:: Exercise task ::
Write out the full set of records below exactly.

:: Records to use ::

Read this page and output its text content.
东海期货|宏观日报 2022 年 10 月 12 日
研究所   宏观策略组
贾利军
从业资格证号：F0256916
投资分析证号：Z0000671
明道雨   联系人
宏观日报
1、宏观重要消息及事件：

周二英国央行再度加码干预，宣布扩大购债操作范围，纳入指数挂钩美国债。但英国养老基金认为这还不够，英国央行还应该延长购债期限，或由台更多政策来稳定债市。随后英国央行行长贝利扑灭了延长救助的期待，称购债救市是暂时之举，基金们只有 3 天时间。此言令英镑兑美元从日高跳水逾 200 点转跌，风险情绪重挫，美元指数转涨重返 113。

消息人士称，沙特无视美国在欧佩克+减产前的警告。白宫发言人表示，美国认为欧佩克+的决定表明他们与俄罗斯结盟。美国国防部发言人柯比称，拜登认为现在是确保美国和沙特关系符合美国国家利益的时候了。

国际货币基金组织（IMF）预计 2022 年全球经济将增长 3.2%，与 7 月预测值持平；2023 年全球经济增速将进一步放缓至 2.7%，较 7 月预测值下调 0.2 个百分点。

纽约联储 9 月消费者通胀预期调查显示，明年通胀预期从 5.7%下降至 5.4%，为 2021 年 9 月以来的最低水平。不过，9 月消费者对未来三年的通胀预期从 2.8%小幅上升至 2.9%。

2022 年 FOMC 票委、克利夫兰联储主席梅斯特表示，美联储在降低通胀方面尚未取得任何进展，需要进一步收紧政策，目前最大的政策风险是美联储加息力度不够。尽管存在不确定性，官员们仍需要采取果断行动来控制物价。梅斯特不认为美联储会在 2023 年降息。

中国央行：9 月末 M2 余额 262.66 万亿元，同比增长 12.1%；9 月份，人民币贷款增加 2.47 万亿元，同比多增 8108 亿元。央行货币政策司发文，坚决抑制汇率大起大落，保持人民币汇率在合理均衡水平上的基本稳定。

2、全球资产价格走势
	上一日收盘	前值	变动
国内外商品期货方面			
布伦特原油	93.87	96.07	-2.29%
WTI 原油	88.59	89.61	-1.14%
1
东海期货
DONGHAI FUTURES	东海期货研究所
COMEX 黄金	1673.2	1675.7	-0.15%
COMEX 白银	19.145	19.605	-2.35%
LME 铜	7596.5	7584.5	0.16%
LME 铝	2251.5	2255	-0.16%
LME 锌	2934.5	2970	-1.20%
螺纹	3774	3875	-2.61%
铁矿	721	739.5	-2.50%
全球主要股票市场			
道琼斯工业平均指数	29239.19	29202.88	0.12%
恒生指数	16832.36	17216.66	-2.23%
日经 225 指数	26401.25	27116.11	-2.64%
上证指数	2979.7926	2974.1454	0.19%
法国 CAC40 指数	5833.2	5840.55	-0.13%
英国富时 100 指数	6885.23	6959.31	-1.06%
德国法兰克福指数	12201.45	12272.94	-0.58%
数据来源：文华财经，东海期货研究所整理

:: Solved problem ::
Read this page and output its text content.
东海期货|宏观日报 2022 年 10 月 12 日
研究所   宏观策略组
贾利军
从业资格证号：F0256916
投资分析证号：Z0000671
明道雨   联系人
宏观日报
1、宏观重要消息及事件：

周二英国央行再度加码干预，宣布扩大购债操作范围，纳入指数挂钩美国债。但英国养老基金认为这还不够，英国央行还应该延长购债期限，或由台更多政策来稳定债市。随后英国央行行长贝利扑灭了延长救助的期待，称购债救市是暂时之举，基金们只有 3 天时间。此言令英镑兑美元从日高跳水逾 200 点转跌，风险情绪重挫，美元指数转涨重返 113。

消息人士称，沙特无视美国在欧佩克+减产前的警告。白宫发言人表示，美国认为欧佩克+的决定表明他们与俄罗斯结盟。美国国防部发言人柯比称，拜登认为现在是确保美国和沙特关系符合美国国家利益的时候了。

国际货币基金组织（IMF）预计 2022 年全球经济将增长 3.2%，与 7 月预测值持平；2023 年全球经济增速将进一步放缓至 2.7%，较 7 月预测值下调 0.2 个百分点。

纽约联储 9 月消费者通胀预期调查显示，明年通胀预期从 5.7%下降至 5.4%，为 2021 年 9 月以来的最低水平。不过，9 月消费者对未来三年的通胀预期从 2.8%小幅上升至 2.9%。

2022 年 FOMC 票委、克利夫兰联储主席梅斯特表示，美联储在降低通胀方面尚未取得任何进展，需要进一步收紧政策，目前最大的政策风险是美联储加息力度不够。尽管存在不确定性，官员们仍需要采取果断行动来控制物价。梅斯特不认为美联储会在 2023 年降息。

中国央行：9 月末 M2 余额 262.66 万亿元，同比增长 12.1%；9 月份，人民币贷款增加 2.47 万亿元，同比多增 8108 亿元。央行货币政策司发文，坚决抑制汇率大起大落，保持人民币汇率在合理均衡水平上的基本稳定。

2、全球资产价格走势
	上一日收盘	前值	变动
国内外商品期货方面			
布伦特原油	93.87	96.07	-2.29%
WTI 原油	88.59	89.61	-1.14%
1
东海期货
DONGHAI FUTURES	东海期货研究所
COMEX 黄金	1673.2	1675.7	-0.15%
COMEX 白银	19.145	19.605	-2.35%
LME 铜	7596.5	7584.5	0.16%
LME 铝	2251.5	2255	-0.16%
LME 锌	2934.5	2970	-1.20%
螺纹	3774	3875	-2.61%
铁矿	721	739.5	-2.50%
全球主要股票市场			
道琼斯工业平均指数	29239.19	29202.88	0.12%
恒生指数	16832.36	17216.66	-2.23%
日经 225 指数	26401.25	27116.11	-2.64%
上证指数	2979.7926	2974.1454	0.19%
法国 CAC40 指数	5833.2	5840.55	-0.13%
英国富时 100 指数	6885.23	6959.31	-1.06%
德国法兰克福指数	12201.45	12272.94	-0.58%
数据来源：文华财经，东海期货研究所整理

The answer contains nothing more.